** Exercise aim **
Set down the records once more, please, exactly and with the pictures left out.

** Provided records **
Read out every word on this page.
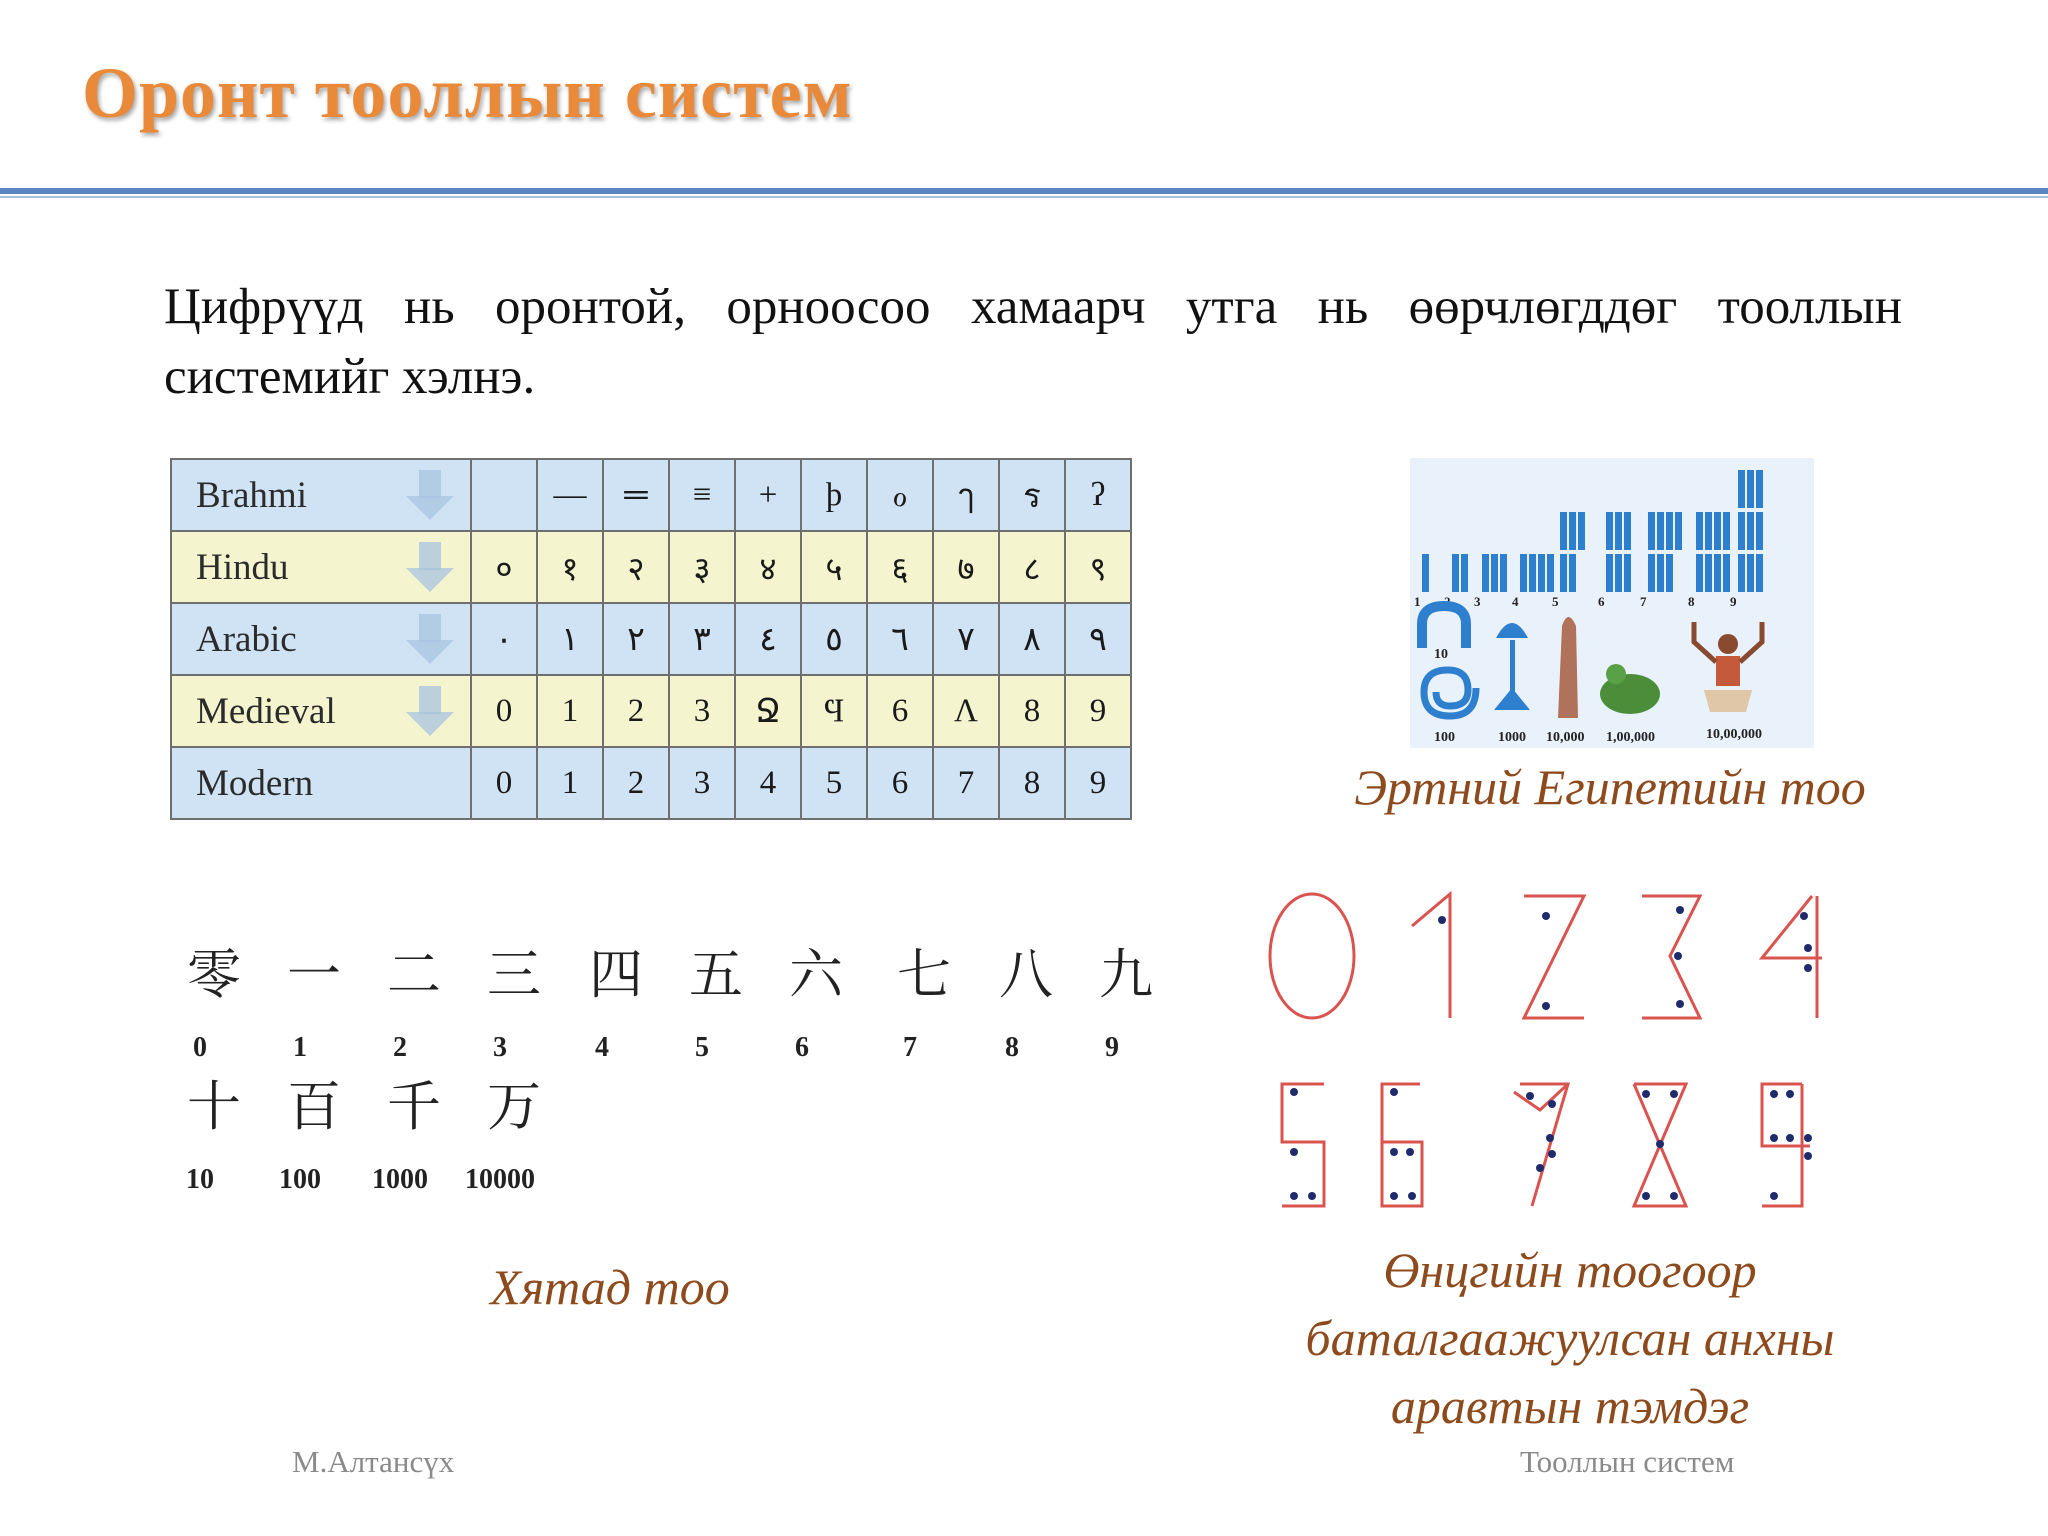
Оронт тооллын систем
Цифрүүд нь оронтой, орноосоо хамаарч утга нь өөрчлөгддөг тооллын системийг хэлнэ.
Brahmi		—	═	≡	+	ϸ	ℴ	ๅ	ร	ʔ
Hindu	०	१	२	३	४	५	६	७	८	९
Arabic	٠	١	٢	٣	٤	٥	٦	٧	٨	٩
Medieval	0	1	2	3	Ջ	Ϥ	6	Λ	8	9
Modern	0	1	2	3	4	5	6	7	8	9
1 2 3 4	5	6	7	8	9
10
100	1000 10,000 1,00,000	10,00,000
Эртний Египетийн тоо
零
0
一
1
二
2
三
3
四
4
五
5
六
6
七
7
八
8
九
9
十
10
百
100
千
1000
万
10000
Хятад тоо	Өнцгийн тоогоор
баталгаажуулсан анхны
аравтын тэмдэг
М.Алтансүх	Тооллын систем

** The response **
Read out every word on this page.
Оронт тооллын систем
Цифрүүд нь оронтой, орноосоо хамаарч утга нь өөрчлөгддөг тооллын системийг хэлнэ.
Brahmi		—	═	≡	+	ϸ	ℴ	ๅ	ร	ʔ
Hindu	०	१	२	३	४	५	६	७	८	९
Arabic	٠	١	٢	٣	٤	٥	٦	٧	٨	٩
Medieval	0	1	2	3	Ջ	Ϥ	6	Λ	8	9
Modern	0	1	2	3	4	5	6	7	8	9
1 2 3 4	5	6	7	8	9
10
100	1000 10,000 1,00,000	10,00,000
Эртний Египетийн тоо
零
0
一
1
二
2
三
3
四
4
五
5
六
6
七
7
八
8
九
9
十
10
百
100
千
1000
万
10000
Хятад тоо	Өнцгийн тоогоор
баталгаажуулсан анхны
аравтын тэмдэг
М.Алтансүх	Тооллын систем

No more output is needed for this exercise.